-- BEGIN Provided records --

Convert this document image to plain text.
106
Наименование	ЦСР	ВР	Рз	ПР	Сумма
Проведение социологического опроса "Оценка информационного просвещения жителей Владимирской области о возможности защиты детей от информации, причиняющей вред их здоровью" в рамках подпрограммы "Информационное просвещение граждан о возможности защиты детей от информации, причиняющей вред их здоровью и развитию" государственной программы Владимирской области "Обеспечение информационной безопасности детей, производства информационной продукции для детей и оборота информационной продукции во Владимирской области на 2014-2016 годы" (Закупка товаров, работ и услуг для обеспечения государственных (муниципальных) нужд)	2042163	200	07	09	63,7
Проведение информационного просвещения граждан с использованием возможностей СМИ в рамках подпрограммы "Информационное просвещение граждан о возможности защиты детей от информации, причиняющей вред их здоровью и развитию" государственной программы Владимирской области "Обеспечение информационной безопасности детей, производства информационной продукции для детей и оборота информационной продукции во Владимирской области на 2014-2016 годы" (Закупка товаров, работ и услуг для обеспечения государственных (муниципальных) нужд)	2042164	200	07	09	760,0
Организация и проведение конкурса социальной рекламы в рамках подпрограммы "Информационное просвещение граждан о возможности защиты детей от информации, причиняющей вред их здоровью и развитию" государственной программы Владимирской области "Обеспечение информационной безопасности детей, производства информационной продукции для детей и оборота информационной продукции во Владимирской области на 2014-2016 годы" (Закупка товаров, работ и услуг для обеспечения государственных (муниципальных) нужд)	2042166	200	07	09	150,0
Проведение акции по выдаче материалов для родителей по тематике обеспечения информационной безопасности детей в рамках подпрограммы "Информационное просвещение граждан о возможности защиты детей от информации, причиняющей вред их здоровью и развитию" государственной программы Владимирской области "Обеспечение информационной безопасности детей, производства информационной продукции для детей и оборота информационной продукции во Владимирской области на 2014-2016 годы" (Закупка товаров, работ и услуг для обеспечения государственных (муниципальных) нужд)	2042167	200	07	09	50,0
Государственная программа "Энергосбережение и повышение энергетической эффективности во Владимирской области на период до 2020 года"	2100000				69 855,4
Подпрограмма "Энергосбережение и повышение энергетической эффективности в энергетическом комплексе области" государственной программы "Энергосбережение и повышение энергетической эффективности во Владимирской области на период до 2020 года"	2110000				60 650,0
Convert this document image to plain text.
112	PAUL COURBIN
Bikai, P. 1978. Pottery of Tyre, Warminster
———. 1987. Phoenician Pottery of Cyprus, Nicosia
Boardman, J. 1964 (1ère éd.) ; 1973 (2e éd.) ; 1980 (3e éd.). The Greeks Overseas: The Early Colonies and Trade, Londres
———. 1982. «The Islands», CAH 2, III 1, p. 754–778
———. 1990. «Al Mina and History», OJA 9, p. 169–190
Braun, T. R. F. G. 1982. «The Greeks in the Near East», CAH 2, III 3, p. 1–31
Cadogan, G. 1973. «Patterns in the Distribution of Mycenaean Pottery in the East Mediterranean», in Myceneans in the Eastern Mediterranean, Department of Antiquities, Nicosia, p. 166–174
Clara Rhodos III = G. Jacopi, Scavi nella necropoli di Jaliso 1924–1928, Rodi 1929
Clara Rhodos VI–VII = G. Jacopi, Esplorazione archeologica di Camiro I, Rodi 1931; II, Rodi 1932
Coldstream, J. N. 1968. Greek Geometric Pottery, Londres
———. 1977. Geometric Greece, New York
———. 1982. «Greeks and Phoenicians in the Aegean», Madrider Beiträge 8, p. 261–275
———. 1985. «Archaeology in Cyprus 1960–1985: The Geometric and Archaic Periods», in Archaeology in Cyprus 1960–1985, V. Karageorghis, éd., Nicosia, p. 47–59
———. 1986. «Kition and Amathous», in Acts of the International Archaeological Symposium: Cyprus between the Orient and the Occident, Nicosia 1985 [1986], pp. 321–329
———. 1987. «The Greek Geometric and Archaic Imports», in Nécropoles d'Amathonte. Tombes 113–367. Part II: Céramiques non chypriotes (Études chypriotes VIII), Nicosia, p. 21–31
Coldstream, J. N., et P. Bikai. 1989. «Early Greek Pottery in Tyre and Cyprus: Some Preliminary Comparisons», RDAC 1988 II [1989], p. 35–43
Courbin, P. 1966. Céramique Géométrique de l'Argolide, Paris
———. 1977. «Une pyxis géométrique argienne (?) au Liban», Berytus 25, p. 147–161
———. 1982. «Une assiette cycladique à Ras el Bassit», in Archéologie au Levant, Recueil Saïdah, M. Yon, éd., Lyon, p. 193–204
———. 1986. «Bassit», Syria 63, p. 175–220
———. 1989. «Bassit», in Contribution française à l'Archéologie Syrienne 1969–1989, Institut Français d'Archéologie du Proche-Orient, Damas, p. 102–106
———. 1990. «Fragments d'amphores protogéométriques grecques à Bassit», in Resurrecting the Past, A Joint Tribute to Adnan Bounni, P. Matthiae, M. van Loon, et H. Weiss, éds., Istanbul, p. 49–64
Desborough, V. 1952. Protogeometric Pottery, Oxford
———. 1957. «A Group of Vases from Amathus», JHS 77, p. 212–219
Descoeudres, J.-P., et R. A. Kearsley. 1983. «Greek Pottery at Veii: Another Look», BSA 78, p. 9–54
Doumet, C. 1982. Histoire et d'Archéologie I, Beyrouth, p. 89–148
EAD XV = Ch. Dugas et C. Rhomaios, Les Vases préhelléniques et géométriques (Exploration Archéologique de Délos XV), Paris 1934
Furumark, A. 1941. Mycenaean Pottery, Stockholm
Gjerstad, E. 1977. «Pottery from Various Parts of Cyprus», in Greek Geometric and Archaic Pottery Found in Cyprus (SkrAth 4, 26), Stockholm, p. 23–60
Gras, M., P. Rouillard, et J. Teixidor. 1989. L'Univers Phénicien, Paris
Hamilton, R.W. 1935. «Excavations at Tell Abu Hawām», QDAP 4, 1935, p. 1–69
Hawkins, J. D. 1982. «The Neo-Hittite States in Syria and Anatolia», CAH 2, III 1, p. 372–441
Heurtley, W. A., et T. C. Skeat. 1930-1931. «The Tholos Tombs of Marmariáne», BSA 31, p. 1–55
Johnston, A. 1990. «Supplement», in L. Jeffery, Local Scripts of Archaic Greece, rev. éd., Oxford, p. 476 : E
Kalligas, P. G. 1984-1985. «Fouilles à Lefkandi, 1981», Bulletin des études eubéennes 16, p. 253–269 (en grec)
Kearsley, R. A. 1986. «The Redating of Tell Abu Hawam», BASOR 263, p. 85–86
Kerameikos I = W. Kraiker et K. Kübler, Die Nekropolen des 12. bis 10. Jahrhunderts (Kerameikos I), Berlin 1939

-- END Provided records --

> [Instructions for the task]: Extract all of the data shown above and repeat it verbatim.

> [Exercise result]:
Convert this document image to plain text.
106
Наименование	ЦСР	ВР	Рз	ПР	Сумма
Проведение социологического опроса "Оценка информационного просвещения жителей Владимирской области о возможности защиты детей от информации, причиняющей вред их здоровью" в рамках подпрограммы "Информационное просвещение граждан о возможности защиты детей от информации, причиняющей вред их здоровью и развитию" государственной программы Владимирской области "Обеспечение информационной безопасности детей, производства информационной продукции для детей и оборота информационной продукции во Владимирской области на 2014-2016 годы" (Закупка товаров, работ и услуг для обеспечения государственных (муниципальных) нужд)	2042163	200	07	09	63,7
Проведение информационного просвещения граждан с использованием возможностей СМИ в рамках подпрограммы "Информационное просвещение граждан о возможности защиты детей от информации, причиняющей вред их здоровью и развитию" государственной программы Владимирской области "Обеспечение информационной безопасности детей, производства информационной продукции для детей и оборота информационной продукции во Владимирской области на 2014-2016 годы" (Закупка товаров, работ и услуг для обеспечения государственных (муниципальных) нужд)	2042164	200	07	09	760,0
Организация и проведение конкурса социальной рекламы в рамках подпрограммы "Информационное просвещение граждан о возможности защиты детей от информации, причиняющей вред их здоровью и развитию" государственной программы Владимирской области "Обеспечение информационной безопасности детей, производства информационной продукции для детей и оборота информационной продукции во Владимирской области на 2014-2016 годы" (Закупка товаров, работ и услуг для обеспечения государственных (муниципальных) нужд)	2042166	200	07	09	150,0
Проведение акции по выдаче материалов для родителей по тематике обеспечения информационной безопасности детей в рамках подпрограммы "Информационное просвещение граждан о возможности защиты детей от информации, причиняющей вред их здоровью и развитию" государственной программы Владимирской области "Обеспечение информационной безопасности детей, производства информационной продукции для детей и оборота информационной продукции во Владимирской области на 2014-2016 годы" (Закупка товаров, работ и услуг для обеспечения государственных (муниципальных) нужд)	2042167	200	07	09	50,0
Государственная программа "Энергосбережение и повышение энергетической эффективности во Владимирской области на период до 2020 года"	2100000				69 855,4
Подпрограмма "Энергосбережение и повышение энергетической эффективности в энергетическом комплексе области" государственной программы "Энергосбережение и повышение энергетической эффективности во Владимирской области на период до 2020 года"	2110000				60 650,0
Convert this document image to plain text.
112	PAUL COURBIN
Bikai, P. 1978. Pottery of Tyre, Warminster
———. 1987. Phoenician Pottery of Cyprus, Nicosia
Boardman, J. 1964 (1ère éd.) ; 1973 (2e éd.) ; 1980 (3e éd.). The Greeks Overseas: The Early Colonies and Trade, Londres
———. 1982. «The Islands», CAH 2, III 1, p. 754–778
———. 1990. «Al Mina and History», OJA 9, p. 169–190
Braun, T. R. F. G. 1982. «The Greeks in the Near East», CAH 2, III 3, p. 1–31
Cadogan, G. 1973. «Patterns in the Distribution of Mycenaean Pottery in the East Mediterranean», in Myceneans in the Eastern Mediterranean, Department of Antiquities, Nicosia, p. 166–174
Clara Rhodos III = G. Jacopi, Scavi nella necropoli di Jaliso 1924–1928, Rodi 1929
Clara Rhodos VI–VII = G. Jacopi, Esplorazione archeologica di Camiro I, Rodi 1931; II, Rodi 1932
Coldstream, J. N. 1968. Greek Geometric Pottery, Londres
———. 1977. Geometric Greece, New York
———. 1982. «Greeks and Phoenicians in the Aegean», Madrider Beiträge 8, p. 261–275
———. 1985. «Archaeology in Cyprus 1960–1985: The Geometric and Archaic Periods», in Archaeology in Cyprus 1960–1985, V. Karageorghis, éd., Nicosia, p. 47–59
———. 1986. «Kition and Amathous», in Acts of the International Archaeological Symposium: Cyprus between the Orient and the Occident, Nicosia 1985 [1986], pp. 321–329
———. 1987. «The Greek Geometric and Archaic Imports», in Nécropoles d'Amathonte. Tombes 113–367. Part II: Céramiques non chypriotes (Études chypriotes VIII), Nicosia, p. 21–31
Coldstream, J. N., et P. Bikai. 1989. «Early Greek Pottery in Tyre and Cyprus: Some Preliminary Comparisons», RDAC 1988 II [1989], p. 35–43
Courbin, P. 1966. Céramique Géométrique de l'Argolide, Paris
———. 1977. «Une pyxis géométrique argienne (?) au Liban», Berytus 25, p. 147–161
———. 1982. «Une assiette cycladique à Ras el Bassit», in Archéologie au Levant, Recueil Saïdah, M. Yon, éd., Lyon, p. 193–204
———. 1986. «Bassit», Syria 63, p. 175–220
———. 1989. «Bassit», in Contribution française à l'Archéologie Syrienne 1969–1989, Institut Français d'Archéologie du Proche-Orient, Damas, p. 102–106
———. 1990. «Fragments d'amphores protogéométriques grecques à Bassit», in Resurrecting the Past, A Joint Tribute to Adnan Bounni, P. Matthiae, M. van Loon, et H. Weiss, éds., Istanbul, p. 49–64
Desborough, V. 1952. Protogeometric Pottery, Oxford
———. 1957. «A Group of Vases from Amathus», JHS 77, p. 212–219
Descoeudres, J.-P., et R. A. Kearsley. 1983. «Greek Pottery at Veii: Another Look», BSA 78, p. 9–54
Doumet, C. 1982. Histoire et d'Archéologie I, Beyrouth, p. 89–148
EAD XV = Ch. Dugas et C. Rhomaios, Les Vases préhelléniques et géométriques (Exploration Archéologique de Délos XV), Paris 1934
Furumark, A. 1941. Mycenaean Pottery, Stockholm
Gjerstad, E. 1977. «Pottery from Various Parts of Cyprus», in Greek Geometric and Archaic Pottery Found in Cyprus (SkrAth 4, 26), Stockholm, p. 23–60
Gras, M., P. Rouillard, et J. Teixidor. 1989. L'Univers Phénicien, Paris
Hamilton, R.W. 1935. «Excavations at Tell Abu Hawām», QDAP 4, 1935, p. 1–69
Hawkins, J. D. 1982. «The Neo-Hittite States in Syria and Anatolia», CAH 2, III 1, p. 372–441
Heurtley, W. A., et T. C. Skeat. 1930-1931. «The Tholos Tombs of Marmariáne», BSA 31, p. 1–55
Johnston, A. 1990. «Supplement», in L. Jeffery, Local Scripts of Archaic Greece, rev. éd., Oxford, p. 476 : E
Kalligas, P. G. 1984-1985. «Fouilles à Lefkandi, 1981», Bulletin des études eubéennes 16, p. 253–269 (en grec)
Kearsley, R. A. 1986. «The Redating of Tell Abu Hawam», BASOR 263, p. 85–86
Kerameikos I = W. Kraiker et K. Kübler, Die Nekropolen des 12. bis 10. Jahrhunderts (Kerameikos I), Berlin 1939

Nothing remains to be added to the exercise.